> [Source material]
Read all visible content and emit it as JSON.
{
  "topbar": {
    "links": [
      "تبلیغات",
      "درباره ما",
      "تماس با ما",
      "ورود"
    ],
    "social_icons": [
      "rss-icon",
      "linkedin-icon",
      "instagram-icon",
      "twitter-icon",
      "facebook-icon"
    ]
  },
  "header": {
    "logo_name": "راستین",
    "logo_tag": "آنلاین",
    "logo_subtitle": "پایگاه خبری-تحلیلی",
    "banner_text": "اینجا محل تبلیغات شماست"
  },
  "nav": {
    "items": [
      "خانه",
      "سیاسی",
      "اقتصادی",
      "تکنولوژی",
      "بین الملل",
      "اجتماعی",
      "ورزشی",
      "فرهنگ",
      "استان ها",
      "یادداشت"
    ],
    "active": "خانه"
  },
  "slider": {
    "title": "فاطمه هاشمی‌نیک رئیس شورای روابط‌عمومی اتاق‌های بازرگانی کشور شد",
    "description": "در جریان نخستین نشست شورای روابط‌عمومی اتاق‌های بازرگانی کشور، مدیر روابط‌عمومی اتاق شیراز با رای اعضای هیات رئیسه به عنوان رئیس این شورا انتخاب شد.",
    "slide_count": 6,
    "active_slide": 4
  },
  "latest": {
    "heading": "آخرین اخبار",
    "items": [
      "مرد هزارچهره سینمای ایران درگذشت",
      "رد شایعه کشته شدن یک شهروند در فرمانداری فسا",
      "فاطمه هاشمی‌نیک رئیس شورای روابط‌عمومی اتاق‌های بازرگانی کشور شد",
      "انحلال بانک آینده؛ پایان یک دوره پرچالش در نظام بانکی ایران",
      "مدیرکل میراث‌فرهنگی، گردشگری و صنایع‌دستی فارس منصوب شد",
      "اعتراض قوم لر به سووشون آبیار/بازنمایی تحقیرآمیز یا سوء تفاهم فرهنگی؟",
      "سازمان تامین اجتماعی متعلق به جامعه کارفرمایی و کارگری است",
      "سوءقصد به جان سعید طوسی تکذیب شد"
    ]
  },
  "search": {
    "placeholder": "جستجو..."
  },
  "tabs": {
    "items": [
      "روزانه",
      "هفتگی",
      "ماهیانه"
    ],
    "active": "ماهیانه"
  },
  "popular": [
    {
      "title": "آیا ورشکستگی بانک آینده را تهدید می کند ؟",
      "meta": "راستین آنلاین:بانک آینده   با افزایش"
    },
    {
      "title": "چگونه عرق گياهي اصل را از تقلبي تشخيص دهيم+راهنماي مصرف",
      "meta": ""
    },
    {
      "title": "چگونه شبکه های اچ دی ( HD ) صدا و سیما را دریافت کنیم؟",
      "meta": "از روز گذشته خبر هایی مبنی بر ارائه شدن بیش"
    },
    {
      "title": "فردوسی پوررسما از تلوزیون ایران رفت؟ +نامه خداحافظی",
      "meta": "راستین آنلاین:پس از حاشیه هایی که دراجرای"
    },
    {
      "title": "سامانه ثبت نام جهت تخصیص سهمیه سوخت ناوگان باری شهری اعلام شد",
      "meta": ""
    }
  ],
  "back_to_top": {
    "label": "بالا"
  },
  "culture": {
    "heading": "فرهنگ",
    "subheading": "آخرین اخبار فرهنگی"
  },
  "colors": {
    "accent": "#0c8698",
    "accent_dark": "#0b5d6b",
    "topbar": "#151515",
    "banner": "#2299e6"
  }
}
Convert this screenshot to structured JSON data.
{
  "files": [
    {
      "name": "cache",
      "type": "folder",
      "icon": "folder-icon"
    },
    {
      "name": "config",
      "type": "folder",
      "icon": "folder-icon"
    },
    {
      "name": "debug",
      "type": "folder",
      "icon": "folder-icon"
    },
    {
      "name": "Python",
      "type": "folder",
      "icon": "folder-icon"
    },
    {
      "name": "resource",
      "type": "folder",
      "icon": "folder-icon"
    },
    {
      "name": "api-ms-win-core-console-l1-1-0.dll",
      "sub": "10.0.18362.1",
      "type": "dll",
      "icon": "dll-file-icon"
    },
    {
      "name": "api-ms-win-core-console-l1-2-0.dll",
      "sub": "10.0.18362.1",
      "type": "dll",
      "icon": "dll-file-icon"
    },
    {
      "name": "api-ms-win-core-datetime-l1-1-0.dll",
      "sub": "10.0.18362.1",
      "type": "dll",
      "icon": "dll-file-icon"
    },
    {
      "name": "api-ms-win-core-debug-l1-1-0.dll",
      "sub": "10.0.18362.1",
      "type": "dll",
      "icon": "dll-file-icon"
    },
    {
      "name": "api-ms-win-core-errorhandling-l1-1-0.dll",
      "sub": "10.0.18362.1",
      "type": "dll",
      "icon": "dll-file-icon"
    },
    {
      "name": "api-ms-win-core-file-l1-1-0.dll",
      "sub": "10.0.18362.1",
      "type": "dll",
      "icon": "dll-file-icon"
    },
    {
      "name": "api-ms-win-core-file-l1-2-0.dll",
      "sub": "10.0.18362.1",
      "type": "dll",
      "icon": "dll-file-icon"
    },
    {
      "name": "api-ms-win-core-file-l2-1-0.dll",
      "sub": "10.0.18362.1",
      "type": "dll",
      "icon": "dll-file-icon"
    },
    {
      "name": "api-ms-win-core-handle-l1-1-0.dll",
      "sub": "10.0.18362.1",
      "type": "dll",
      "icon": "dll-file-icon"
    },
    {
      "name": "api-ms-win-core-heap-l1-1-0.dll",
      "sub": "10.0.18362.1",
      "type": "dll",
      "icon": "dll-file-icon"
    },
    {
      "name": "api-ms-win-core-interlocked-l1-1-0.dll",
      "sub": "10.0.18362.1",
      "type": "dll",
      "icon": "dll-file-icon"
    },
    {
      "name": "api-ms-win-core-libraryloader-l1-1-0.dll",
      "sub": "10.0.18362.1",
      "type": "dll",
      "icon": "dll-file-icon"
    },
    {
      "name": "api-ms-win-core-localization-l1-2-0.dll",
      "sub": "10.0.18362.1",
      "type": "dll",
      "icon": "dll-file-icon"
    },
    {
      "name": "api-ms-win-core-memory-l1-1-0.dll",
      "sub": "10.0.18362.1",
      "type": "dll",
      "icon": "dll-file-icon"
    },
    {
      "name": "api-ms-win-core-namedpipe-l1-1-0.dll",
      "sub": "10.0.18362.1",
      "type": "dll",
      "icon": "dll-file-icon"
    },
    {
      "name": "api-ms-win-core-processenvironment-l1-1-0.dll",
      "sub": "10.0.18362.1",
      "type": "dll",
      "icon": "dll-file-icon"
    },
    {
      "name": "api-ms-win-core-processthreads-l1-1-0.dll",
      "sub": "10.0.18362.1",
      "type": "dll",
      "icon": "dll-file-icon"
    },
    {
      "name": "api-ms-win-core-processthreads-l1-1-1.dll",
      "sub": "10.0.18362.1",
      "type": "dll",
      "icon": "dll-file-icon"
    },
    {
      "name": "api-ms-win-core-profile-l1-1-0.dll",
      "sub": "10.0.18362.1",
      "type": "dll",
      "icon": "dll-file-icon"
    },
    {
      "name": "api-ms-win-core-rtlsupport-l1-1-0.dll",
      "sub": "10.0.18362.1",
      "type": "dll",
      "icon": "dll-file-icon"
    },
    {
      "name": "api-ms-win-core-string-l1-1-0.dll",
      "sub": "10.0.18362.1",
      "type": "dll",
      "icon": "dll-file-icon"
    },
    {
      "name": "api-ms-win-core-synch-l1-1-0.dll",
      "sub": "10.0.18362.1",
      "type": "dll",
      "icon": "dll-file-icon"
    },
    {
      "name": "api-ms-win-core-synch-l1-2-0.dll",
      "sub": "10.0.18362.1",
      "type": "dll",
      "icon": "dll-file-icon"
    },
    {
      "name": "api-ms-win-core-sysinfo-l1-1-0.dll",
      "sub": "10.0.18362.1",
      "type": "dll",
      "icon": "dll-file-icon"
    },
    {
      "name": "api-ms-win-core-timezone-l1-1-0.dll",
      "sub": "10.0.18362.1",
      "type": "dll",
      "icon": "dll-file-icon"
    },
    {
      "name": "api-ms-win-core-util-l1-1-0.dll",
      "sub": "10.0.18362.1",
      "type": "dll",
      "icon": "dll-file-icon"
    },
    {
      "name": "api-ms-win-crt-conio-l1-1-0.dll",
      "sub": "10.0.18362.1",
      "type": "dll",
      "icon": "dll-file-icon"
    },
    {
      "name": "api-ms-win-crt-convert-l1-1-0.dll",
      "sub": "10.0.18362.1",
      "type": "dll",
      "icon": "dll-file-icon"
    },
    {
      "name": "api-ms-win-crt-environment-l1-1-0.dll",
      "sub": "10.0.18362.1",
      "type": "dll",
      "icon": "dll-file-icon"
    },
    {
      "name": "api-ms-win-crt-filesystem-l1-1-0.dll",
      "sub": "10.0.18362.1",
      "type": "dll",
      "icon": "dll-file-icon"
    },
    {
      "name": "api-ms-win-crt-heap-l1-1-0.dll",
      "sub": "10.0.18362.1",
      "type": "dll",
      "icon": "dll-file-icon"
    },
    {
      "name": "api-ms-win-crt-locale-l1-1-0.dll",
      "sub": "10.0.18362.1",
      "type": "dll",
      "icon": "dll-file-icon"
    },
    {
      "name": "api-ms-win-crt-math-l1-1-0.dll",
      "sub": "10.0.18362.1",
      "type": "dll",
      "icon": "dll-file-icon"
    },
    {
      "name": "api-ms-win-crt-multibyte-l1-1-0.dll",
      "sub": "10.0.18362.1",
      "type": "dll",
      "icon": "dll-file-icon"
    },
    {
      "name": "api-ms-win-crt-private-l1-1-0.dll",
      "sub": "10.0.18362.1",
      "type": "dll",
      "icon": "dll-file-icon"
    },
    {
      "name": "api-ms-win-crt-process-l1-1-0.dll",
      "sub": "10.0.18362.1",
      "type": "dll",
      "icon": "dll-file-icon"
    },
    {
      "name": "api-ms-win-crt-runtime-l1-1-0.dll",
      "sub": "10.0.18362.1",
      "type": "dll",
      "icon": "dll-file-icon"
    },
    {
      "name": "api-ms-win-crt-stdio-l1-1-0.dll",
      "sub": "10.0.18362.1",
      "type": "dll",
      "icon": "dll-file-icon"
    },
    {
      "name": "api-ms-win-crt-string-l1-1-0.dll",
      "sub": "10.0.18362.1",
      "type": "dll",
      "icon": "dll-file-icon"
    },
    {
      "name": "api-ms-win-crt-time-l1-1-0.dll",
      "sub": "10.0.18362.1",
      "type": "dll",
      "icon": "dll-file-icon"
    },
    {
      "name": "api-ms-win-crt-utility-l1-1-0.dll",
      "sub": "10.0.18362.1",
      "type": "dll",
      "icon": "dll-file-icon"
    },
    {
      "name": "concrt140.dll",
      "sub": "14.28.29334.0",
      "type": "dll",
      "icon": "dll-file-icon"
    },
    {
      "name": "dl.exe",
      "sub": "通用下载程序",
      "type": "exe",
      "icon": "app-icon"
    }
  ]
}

> [Problem statement]
Return all lines containing the word "آخرین".

> [Answer to the task]
    "heading": "آخرین اخبار",
    "subheading": "آخرین اخبار فرهنگی"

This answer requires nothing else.